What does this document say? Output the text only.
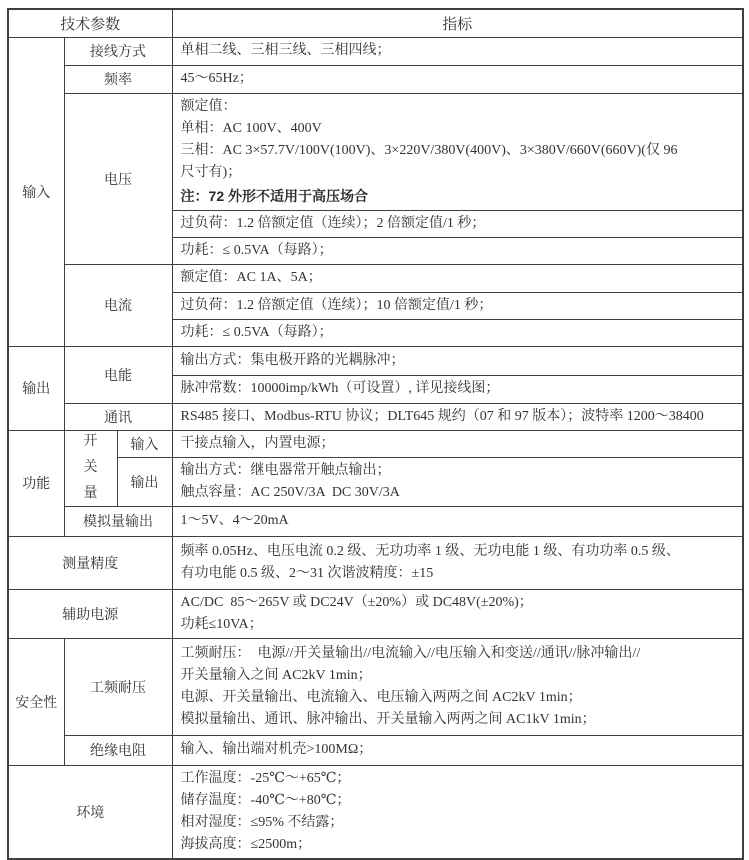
技术参数			指标
输入	接线方式		单相二线、三相三线、三相四线；
	频率		45～65Hz；
	电压		额定值：
单相：AC 100V、400V
三相：AC 3×57.7V/100V(100V)、3×220V/380V(400V)、3×380V/660V(660V)(仅 96
尺寸有)；
注：72 外形不适用于高压场合

			过负荷：1.2 倍额定值（连续）；2 倍额定值/1 秒；
			功耗：≤ 0.5VA（每路）；
	电流		额定值：AC 1A、5A；
			过负荷：1.2 倍额定值（连续）；10 倍额定值/1 秒；
			功耗：≤ 0.5VA（每路）；
输出	电能		输出方式：集电极开路的光耦脉冲；
			脉冲常数：10000imp/kWh（可设置）, 详见接线图；
	通讯		RS485 接口、Modbus-RTU 协议；DLT645 规约（07 和 97 版本）；波特率 1200～38400
功能	开
关
量	输入	干接点输入，内置电源；
		输出	输出方式：继电器常开触点输出；
触点容量：AC 250V/3A  DC 30V/3A

	模拟量输出		1～5V、4～20mA
测量精度			频率 0.05Hz、电压电流 0.2 级、无功功率 1 级、无功电能 1 级、有功功率 0.5 级、
有功电能 0.5 级、2～31 次谐波精度：±15

辅助电源			AC/DC  85～265V 或 DC24V（±20%）或 DC48V(±20%)；
功耗≤10VA；

安全性	工频耐压		工频耐压：  电源//开关量输出//电流输入//电压输入和变送//通讯//脉冲输出//
开关量输入之间 AC2kV 1min；
电源、开关量输出、电流输入、电压输入两两之间 AC2kV 1min；
模拟量输出、通讯、脉冲输出、开关量输入两两之间 AC1kV 1min；

	绝缘电阻		输入、输出端对机壳>100MΩ；
环境			工作温度：-25℃～+65℃；
储存温度：-40℃～+80℃；
相对湿度：≤95% 不结露；
海拔高度：≤2500m；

______

• [TASK DIRECTIONS]:
Pictures in the records should not appear in your copy, but everything else must be transcribed exactly.

• [SOLUTION FOR THIS EXERCISE]:
What does this document say? Output the text only.
技术参数			指标
输入	接线方式		单相二线、三相三线、三相四线；
	频率		45～65Hz；
	电压		额定值：
单相：AC 100V、400V
三相：AC 3×57.7V/100V(100V)、3×220V/380V(400V)、3×380V/660V(660V)(仅 96
尺寸有)；
注：72 外形不适用于高压场合

			过负荷：1.2 倍额定值（连续）；2 倍额定值/1 秒；
			功耗：≤ 0.5VA（每路）；
	电流		额定值：AC 1A、5A；
			过负荷：1.2 倍额定值（连续）；10 倍额定值/1 秒；
			功耗：≤ 0.5VA（每路）；
输出	电能		输出方式：集电极开路的光耦脉冲；
			脉冲常数：10000imp/kWh（可设置）, 详见接线图；
	通讯		RS485 接口、Modbus-RTU 协议；DLT645 规约（07 和 97 版本）；波特率 1200～38400
功能	开
关
量	输入	干接点输入，内置电源；
		输出	输出方式：继电器常开触点输出；
触点容量：AC 250V/3A  DC 30V/3A

	模拟量输出		1～5V、4～20mA
测量精度			频率 0.05Hz、电压电流 0.2 级、无功功率 1 级、无功电能 1 级、有功功率 0.5 级、
有功电能 0.5 级、2～31 次谐波精度：±15

辅助电源			AC/DC  85～265V 或 DC24V（±20%）或 DC48V(±20%)；
功耗≤10VA；

安全性	工频耐压		工频耐压：  电源//开关量输出//电流输入//电压输入和变送//通讯//脉冲输出//
开关量输入之间 AC2kV 1min；
电源、开关量输出、电流输入、电压输入两两之间 AC2kV 1min；
模拟量输出、通讯、脉冲输出、开关量输入两两之间 AC1kV 1min；

	绝缘电阻		输入、输出端对机壳>100MΩ；
环境			工作温度：-25℃～+65℃；
储存温度：-40℃～+80℃；
相对湿度：≤95% 不结露；
海拔高度：≤2500m；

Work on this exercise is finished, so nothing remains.